- _Required work_
Check each line of the data for "Ingresos" and select those that have it.

- _Record set_

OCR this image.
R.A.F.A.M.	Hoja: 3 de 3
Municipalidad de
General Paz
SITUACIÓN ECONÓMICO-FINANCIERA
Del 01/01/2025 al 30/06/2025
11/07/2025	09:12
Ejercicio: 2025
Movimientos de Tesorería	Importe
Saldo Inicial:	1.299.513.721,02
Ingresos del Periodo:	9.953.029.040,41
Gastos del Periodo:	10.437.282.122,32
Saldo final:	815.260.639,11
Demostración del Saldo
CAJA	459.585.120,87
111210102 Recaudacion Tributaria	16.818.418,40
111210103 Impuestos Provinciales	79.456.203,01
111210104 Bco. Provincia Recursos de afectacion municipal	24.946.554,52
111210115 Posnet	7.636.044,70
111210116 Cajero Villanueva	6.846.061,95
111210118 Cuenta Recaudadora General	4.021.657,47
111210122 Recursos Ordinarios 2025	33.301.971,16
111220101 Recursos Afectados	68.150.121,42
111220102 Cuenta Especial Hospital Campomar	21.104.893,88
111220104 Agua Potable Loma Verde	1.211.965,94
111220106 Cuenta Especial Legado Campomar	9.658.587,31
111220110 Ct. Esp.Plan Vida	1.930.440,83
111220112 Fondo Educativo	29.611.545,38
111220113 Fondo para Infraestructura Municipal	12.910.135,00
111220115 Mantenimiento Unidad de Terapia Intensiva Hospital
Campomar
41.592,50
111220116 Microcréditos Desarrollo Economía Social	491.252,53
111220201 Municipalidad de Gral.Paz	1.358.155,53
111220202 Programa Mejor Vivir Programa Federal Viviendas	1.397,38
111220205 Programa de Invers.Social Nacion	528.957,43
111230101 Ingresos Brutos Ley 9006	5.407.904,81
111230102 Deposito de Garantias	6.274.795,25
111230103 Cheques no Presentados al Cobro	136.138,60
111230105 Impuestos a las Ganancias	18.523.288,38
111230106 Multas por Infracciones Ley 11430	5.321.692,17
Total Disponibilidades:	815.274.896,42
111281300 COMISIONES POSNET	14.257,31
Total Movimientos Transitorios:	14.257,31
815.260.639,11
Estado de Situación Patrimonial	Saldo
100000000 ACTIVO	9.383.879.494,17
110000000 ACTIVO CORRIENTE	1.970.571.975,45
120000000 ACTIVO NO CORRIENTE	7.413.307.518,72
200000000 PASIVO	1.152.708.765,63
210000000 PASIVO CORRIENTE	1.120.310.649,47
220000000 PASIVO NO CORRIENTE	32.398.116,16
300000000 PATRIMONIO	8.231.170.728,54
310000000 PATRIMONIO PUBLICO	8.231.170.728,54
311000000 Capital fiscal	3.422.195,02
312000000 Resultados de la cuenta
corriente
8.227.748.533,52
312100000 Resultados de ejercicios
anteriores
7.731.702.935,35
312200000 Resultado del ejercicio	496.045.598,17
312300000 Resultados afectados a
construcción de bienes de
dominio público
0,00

- _Result of the task_
Ingresos del Periodo:	9.953.029.040,41
111230101 Ingresos Brutos Ley 9006	5.407.904,81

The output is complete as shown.